====== 用意された文章
<冬の主役>駅伝女子・四日市商 粘り発揮し完全燃焼を

【駅伝女子、四日市商】

登録メンバー8人中6人が1、2年生という若いチームで11月の県高校駅伝で5年ぶり7度目の優勝を果たした。その一方ゴールタイム(1時間15分22秒)には不満が残り、京都市で22日に開かれる全国高校駅伝で完全燃焼を目指す。稲葉夢香主将(3年)は現実的な目標として「1時間13分50秒」を掲げる。

持ち味は粘り。県高校駅伝は1区から3区まで2位をキープし4区からの逆転につなげた。8位入賞した11月の東海高校駅伝も1区で6位につけると後続も上位で粘った。水野智正監督は「(東海高校駅伝の)目標は流れに乗ること。単独走にならず集団で走れたことは良かった」と話し、一定の評価を下す。

鈴鹿・創徳中3年時の今年1月、都道府県駅伝県チームの一員として都大路を走った早川花(1年)もいるが全国大会出場は初めてという選手の方が多い。県高校駅伝、東海高校駅伝で1区を務め、レースの流れを作った丹羽瑞希(2年)も中3から本格的に長距離走を始めた選手だ。
============
====== 元のデータ
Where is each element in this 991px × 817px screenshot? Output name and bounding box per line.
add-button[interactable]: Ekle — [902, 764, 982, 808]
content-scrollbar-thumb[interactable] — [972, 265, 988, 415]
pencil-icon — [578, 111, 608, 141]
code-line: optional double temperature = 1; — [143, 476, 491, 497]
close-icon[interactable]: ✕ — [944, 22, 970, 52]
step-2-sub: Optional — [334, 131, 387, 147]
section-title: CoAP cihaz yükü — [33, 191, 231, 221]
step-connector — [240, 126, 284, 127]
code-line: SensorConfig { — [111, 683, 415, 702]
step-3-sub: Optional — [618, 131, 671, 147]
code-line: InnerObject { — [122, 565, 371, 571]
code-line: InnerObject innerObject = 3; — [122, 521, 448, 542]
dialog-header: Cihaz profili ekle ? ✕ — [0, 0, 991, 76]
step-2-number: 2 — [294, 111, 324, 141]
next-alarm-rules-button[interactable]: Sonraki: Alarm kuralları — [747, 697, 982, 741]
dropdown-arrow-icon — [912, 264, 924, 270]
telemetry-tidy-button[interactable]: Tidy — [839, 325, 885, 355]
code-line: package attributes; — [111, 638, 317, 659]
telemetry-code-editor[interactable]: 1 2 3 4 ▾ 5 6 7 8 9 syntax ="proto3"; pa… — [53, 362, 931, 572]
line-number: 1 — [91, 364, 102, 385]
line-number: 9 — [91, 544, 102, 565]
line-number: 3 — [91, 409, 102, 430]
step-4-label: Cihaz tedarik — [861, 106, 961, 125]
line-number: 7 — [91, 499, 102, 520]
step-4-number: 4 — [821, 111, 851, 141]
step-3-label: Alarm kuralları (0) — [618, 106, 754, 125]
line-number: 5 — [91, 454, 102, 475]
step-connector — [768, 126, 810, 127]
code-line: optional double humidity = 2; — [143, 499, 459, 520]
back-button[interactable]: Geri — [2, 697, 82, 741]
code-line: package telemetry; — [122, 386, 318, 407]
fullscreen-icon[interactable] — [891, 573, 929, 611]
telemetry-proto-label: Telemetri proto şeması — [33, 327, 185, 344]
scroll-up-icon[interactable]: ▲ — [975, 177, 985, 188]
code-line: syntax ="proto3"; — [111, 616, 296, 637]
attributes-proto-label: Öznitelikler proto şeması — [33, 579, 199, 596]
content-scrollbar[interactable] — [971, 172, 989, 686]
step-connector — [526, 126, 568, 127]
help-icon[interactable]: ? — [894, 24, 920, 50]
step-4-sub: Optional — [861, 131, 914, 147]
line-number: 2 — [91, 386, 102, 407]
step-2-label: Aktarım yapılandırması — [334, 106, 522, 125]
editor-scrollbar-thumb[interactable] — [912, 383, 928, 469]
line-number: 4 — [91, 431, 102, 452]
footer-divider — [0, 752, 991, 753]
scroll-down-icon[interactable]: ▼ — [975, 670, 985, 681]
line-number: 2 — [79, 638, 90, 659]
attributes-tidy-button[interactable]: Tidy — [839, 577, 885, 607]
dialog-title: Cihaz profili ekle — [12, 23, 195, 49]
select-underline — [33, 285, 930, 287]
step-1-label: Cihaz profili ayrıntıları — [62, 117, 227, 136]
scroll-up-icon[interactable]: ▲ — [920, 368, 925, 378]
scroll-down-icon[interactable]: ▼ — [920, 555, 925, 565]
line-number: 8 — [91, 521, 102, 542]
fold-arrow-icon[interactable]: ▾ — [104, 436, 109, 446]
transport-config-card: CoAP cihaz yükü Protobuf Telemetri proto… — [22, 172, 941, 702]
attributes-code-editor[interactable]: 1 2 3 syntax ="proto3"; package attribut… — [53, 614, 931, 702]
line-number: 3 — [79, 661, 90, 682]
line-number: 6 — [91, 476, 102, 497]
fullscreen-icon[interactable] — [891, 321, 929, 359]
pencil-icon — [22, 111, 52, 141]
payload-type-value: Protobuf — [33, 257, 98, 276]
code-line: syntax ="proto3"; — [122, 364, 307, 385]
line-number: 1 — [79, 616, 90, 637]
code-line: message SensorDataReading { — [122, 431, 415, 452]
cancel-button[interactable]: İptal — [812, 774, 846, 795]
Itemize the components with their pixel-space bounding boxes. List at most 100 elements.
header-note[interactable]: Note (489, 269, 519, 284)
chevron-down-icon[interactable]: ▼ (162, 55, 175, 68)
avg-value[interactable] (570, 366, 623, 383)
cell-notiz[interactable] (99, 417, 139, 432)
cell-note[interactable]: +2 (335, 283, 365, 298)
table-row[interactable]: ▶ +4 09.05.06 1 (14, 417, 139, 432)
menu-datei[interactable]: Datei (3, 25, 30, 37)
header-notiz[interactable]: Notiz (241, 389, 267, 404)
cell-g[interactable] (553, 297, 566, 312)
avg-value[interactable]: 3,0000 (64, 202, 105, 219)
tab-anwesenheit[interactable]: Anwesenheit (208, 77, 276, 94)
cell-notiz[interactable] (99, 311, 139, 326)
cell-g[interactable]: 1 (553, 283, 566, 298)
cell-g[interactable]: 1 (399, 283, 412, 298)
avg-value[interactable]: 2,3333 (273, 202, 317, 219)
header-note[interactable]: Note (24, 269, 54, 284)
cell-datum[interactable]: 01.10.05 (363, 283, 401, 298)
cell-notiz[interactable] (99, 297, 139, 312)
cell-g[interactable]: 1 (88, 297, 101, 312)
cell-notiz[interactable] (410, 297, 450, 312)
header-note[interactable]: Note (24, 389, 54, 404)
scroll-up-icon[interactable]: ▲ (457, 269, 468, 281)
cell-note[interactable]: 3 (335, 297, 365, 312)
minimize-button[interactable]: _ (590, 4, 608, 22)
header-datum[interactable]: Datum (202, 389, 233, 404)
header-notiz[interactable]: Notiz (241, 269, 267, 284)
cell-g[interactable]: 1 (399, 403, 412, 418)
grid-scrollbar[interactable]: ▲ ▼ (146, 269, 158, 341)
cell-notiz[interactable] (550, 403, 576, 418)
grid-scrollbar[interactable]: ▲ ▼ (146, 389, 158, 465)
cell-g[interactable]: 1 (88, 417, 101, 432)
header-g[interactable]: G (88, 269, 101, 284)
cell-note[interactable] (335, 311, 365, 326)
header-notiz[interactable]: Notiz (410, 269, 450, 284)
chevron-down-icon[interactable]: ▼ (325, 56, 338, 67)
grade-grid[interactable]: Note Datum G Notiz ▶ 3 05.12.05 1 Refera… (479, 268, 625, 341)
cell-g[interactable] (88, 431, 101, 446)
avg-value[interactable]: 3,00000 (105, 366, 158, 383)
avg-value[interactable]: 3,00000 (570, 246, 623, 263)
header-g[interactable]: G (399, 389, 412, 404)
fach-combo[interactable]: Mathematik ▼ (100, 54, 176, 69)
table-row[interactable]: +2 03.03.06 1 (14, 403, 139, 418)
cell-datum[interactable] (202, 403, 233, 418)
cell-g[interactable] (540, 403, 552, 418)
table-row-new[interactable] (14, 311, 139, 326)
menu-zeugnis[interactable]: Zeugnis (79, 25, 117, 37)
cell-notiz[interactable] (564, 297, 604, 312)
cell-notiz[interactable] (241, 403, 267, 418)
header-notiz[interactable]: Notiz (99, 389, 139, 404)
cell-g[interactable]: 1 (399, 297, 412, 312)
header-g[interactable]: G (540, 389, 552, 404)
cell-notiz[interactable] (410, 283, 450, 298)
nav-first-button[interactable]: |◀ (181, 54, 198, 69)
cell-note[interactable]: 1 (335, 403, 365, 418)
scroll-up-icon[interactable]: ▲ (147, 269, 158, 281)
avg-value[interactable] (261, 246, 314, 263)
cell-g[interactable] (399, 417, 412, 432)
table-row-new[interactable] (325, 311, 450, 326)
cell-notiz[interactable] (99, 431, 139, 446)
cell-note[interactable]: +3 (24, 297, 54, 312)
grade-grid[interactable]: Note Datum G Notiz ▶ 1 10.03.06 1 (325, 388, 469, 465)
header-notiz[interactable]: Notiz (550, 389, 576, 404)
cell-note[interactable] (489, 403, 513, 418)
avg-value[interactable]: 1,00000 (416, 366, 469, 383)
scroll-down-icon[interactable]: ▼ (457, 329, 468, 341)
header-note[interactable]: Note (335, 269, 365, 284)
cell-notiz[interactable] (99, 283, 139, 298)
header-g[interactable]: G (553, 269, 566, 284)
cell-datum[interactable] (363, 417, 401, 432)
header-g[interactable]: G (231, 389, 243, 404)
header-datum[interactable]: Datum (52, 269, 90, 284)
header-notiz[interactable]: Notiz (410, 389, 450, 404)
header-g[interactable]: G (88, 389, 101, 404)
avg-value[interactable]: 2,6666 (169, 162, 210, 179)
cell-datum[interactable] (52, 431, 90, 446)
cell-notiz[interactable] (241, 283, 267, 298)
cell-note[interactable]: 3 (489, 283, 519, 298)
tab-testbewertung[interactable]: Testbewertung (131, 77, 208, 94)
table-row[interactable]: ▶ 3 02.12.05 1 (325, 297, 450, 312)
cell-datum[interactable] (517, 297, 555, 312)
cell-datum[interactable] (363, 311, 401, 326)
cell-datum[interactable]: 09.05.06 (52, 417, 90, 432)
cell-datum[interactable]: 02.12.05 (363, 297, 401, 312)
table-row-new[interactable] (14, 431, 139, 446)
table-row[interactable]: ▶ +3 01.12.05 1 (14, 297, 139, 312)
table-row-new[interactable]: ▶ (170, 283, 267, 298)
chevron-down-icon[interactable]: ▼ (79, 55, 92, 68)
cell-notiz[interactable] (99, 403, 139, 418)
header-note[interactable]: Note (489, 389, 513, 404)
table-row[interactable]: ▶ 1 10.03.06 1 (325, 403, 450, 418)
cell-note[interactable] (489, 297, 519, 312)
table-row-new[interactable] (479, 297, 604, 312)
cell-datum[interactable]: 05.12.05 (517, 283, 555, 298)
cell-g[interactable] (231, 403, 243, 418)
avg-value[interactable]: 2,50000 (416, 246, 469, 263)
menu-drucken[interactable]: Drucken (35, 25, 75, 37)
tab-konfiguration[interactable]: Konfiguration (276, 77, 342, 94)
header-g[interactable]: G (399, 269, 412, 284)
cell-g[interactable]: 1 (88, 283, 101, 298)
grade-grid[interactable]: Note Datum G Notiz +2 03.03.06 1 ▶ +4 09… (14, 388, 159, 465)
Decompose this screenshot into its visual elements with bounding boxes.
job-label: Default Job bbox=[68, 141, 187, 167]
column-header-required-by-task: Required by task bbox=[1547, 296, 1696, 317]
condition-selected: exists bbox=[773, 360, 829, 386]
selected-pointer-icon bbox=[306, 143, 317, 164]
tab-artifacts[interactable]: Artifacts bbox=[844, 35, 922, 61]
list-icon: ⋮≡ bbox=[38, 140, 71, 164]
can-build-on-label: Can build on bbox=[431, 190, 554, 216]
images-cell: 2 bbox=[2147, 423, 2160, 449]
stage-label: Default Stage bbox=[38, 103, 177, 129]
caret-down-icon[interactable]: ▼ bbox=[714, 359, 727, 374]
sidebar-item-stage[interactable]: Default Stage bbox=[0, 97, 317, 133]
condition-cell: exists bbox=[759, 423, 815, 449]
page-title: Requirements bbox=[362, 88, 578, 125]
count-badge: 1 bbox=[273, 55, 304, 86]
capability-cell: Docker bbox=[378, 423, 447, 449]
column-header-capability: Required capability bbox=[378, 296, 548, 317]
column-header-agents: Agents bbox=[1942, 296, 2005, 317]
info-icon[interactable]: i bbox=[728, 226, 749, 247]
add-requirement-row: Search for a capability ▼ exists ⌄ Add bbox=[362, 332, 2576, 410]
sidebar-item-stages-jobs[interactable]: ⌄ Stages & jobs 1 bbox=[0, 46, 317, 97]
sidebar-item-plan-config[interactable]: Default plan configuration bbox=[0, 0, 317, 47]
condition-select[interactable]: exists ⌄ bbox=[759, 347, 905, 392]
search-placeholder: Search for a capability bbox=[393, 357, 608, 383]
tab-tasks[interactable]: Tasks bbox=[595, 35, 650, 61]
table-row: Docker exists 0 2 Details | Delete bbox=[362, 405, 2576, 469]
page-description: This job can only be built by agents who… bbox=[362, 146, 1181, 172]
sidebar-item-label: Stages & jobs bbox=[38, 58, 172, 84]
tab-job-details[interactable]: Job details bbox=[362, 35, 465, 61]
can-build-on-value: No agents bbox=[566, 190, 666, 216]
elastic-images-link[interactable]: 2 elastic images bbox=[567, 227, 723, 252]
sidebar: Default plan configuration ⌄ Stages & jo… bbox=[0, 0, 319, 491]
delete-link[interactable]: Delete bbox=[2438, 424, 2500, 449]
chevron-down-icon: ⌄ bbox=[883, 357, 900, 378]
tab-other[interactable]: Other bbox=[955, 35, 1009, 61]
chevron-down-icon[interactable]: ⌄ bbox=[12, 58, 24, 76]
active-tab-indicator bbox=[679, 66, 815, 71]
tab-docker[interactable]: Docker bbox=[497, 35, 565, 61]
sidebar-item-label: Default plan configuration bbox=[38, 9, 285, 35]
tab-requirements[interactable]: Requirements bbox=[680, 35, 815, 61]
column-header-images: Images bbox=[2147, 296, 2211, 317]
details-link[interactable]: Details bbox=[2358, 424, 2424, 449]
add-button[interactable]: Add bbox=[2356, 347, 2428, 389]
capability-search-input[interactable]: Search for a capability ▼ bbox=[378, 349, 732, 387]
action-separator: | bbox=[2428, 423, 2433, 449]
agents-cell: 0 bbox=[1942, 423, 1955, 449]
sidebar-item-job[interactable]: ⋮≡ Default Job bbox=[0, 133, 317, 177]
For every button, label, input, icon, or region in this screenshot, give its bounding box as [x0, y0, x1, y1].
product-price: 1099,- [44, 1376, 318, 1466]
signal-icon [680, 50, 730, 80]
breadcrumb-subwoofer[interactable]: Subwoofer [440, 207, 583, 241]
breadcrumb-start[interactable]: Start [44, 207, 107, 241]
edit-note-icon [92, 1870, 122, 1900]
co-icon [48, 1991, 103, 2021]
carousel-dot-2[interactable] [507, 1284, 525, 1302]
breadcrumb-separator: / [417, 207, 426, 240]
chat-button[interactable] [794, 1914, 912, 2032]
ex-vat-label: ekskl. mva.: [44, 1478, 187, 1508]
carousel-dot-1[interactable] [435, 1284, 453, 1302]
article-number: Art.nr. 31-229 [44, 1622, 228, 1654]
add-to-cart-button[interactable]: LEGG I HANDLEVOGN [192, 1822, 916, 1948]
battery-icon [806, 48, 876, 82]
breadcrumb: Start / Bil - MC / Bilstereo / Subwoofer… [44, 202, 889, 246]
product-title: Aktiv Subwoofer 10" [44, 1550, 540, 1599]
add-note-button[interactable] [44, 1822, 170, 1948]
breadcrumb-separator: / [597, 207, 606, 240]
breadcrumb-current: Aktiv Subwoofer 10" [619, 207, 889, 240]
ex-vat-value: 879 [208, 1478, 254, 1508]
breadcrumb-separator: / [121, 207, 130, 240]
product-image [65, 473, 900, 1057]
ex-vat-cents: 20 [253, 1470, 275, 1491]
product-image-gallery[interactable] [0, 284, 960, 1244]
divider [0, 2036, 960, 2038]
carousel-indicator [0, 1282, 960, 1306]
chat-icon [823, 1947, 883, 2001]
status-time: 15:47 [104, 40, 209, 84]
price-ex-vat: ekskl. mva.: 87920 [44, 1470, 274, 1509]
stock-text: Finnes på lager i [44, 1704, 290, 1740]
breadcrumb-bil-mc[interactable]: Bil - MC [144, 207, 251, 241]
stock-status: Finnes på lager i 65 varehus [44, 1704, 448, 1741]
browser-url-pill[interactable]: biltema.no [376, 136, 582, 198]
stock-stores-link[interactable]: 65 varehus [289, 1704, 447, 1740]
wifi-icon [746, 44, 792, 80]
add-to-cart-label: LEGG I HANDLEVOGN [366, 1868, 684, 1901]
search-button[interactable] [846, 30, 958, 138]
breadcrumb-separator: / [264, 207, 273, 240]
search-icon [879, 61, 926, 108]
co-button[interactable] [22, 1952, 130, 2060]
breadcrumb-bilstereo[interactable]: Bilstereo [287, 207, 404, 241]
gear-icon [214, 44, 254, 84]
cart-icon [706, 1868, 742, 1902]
============
** あなたの課題 **
四日市商の女子駅伝チームを紹介する文章を、最後の文のあとから書き継いでください。

** 答えの例 **
3000メートルの自己ベストは10分8秒64にとどまっているが「きつくなってからの粘り」には自信がある。東海高校駅伝では3000メートルで今季9分50秒台の自己ベストを持つ1学年上の桑名高・垣内瑞希をぴったりマーク。県高校駅伝に続いて先着を許したものの、県高校駅伝で14秒だった差を8秒に縮めて成長のあとを見せた。

今年春、実績のある1年生がそろって入学したことで全体の底上げにつながった。「刺激になった。練習の質もあがった」と振り返る近藤萌子(2年)も東海高校駅伝は4区区間3位で、一時10位に落ち込んだ通過順位を6位に押し上げる力走を見せた。集大成のレースで、自分たちが掲げた目標タイムを今度こそクリアする。稲葉主将は「1年から3年までの駅伝部員15人が1つになって目標を達成したい」と話す。